*Directive*:
Pull out all lines from the listing below in which the word "color" appears.

•••

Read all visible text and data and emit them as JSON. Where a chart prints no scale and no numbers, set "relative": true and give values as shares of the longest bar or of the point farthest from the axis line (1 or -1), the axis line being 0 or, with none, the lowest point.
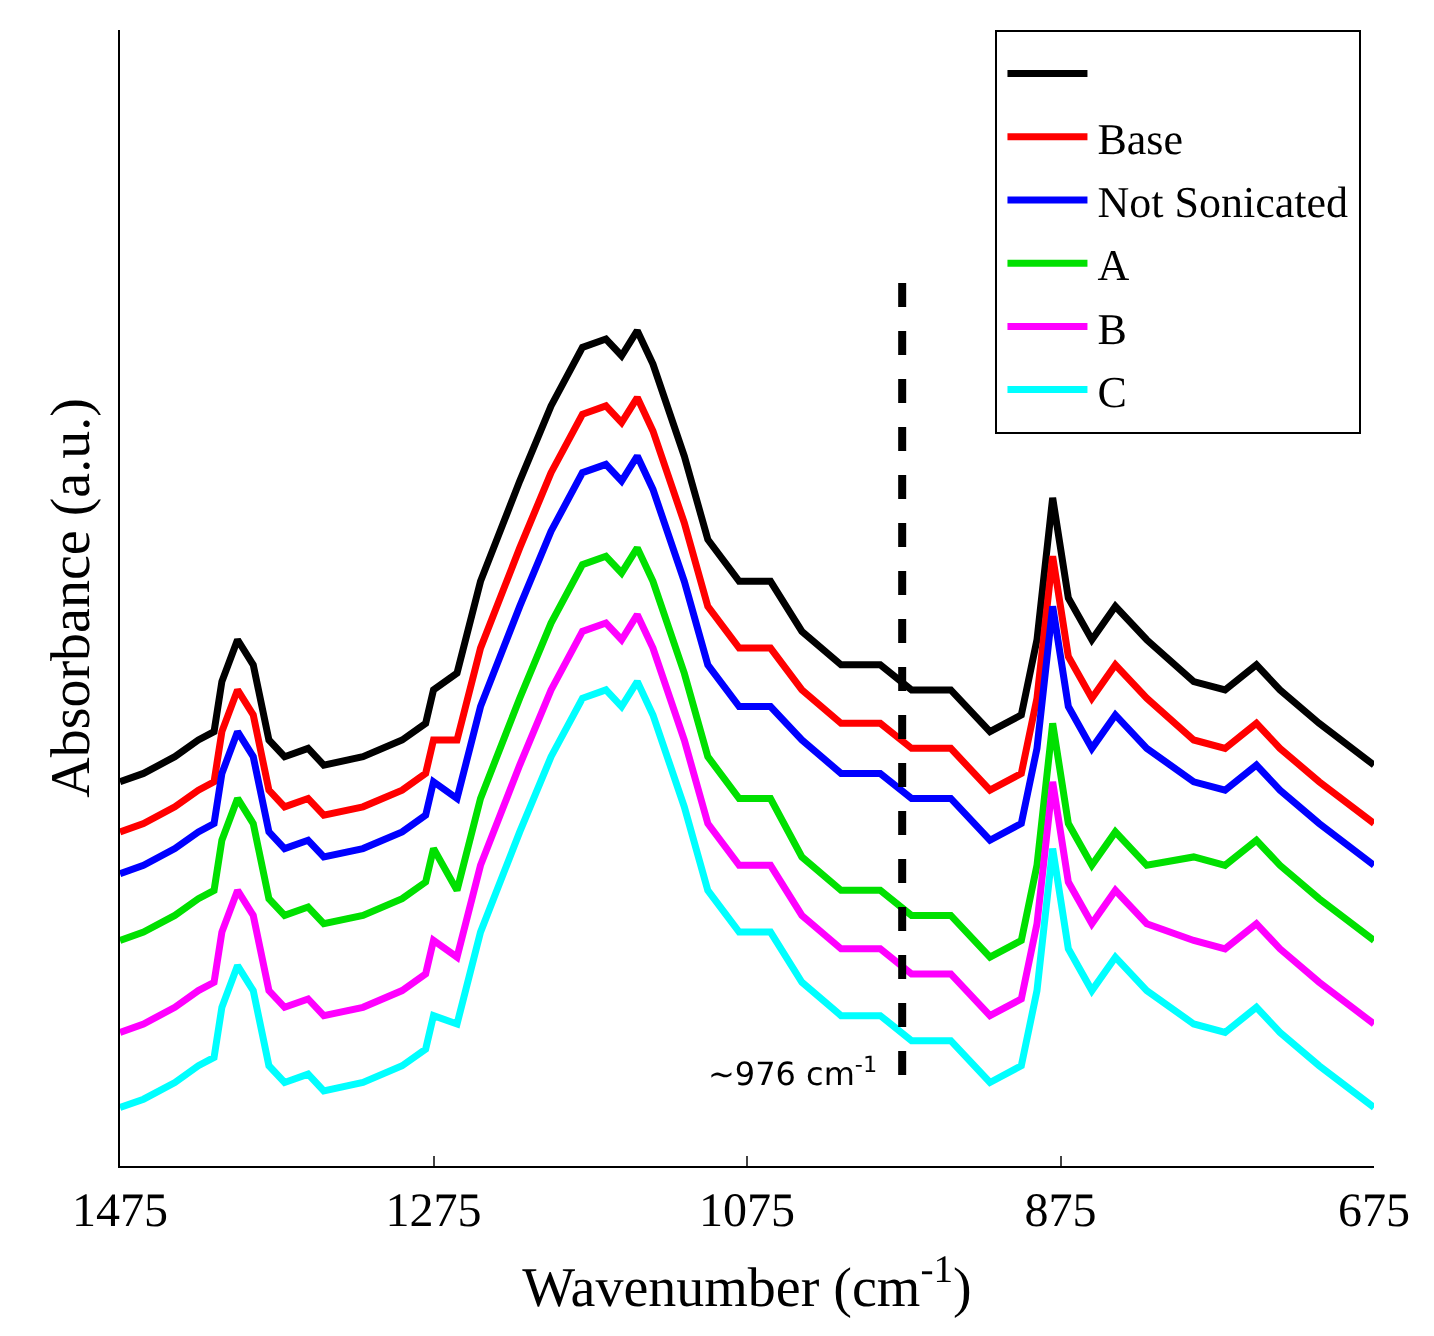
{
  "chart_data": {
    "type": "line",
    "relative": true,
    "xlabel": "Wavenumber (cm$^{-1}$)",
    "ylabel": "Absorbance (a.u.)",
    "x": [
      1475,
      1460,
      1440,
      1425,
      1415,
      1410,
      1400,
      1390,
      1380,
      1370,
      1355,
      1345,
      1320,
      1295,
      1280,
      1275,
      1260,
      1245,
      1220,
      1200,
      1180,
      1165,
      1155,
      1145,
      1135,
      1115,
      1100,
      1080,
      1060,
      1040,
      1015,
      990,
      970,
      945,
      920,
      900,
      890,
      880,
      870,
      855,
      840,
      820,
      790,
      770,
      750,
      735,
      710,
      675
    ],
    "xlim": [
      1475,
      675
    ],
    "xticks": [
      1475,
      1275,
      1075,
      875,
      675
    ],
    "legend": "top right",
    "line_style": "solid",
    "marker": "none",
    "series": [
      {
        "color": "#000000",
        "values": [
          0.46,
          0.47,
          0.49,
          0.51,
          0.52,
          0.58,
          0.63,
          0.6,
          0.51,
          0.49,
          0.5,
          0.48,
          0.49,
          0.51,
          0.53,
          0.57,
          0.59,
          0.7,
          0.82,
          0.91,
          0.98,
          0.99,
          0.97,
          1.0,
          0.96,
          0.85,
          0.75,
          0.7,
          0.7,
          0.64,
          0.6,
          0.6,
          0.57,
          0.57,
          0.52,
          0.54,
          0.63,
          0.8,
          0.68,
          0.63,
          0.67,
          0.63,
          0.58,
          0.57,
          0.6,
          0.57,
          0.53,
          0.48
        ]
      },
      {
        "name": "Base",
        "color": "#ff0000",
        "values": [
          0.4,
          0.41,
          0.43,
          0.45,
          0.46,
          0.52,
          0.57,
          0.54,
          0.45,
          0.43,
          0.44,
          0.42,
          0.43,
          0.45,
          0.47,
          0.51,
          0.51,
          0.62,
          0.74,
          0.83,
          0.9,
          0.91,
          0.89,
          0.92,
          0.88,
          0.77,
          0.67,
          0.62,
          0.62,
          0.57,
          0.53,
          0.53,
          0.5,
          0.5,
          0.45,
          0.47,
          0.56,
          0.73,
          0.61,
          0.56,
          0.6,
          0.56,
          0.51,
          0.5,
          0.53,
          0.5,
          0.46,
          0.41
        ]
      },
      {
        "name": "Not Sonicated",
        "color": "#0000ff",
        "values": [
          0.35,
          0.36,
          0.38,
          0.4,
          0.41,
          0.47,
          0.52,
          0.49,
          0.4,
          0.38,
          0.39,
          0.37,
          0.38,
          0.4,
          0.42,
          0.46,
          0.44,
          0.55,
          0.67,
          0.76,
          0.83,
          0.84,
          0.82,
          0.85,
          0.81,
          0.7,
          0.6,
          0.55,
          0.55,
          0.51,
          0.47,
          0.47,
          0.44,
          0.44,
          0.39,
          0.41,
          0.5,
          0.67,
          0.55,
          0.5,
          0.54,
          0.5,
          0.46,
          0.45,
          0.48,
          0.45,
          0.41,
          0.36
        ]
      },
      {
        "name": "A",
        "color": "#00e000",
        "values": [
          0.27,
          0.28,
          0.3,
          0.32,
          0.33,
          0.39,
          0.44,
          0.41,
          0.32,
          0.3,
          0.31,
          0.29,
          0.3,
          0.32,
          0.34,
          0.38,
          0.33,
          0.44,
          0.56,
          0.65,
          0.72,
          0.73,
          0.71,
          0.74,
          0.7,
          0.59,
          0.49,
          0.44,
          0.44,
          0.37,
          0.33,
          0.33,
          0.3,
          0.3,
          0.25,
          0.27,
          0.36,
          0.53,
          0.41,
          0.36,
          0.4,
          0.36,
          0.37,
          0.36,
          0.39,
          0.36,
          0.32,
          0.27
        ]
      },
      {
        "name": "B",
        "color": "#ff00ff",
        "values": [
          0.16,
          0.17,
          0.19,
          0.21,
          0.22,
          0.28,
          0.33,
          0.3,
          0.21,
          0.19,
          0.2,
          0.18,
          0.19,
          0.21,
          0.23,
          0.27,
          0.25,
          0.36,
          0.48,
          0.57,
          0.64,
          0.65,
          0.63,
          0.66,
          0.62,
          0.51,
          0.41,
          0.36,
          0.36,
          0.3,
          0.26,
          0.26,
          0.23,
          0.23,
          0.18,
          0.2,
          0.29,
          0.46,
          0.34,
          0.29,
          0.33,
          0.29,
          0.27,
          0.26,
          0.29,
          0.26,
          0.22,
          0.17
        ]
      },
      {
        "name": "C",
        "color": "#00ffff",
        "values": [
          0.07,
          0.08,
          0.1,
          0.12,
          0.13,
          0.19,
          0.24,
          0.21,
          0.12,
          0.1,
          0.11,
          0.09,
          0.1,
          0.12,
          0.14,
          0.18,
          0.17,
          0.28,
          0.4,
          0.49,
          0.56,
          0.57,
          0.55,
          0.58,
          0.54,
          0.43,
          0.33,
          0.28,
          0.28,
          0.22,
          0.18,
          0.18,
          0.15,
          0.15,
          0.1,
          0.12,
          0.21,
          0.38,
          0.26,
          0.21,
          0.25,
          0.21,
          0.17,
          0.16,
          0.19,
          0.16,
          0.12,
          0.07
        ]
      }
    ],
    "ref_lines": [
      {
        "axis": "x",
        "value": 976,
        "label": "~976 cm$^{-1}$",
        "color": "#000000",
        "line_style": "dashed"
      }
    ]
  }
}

•••

*Expected answer*:
        "color": "#000000",
        "color": "#ff0000",
        "color": "#0000ff",
        "color": "#00e000",
        "color": "#ff00ff",
        "color": "#00ffff",
        "color": "#000000",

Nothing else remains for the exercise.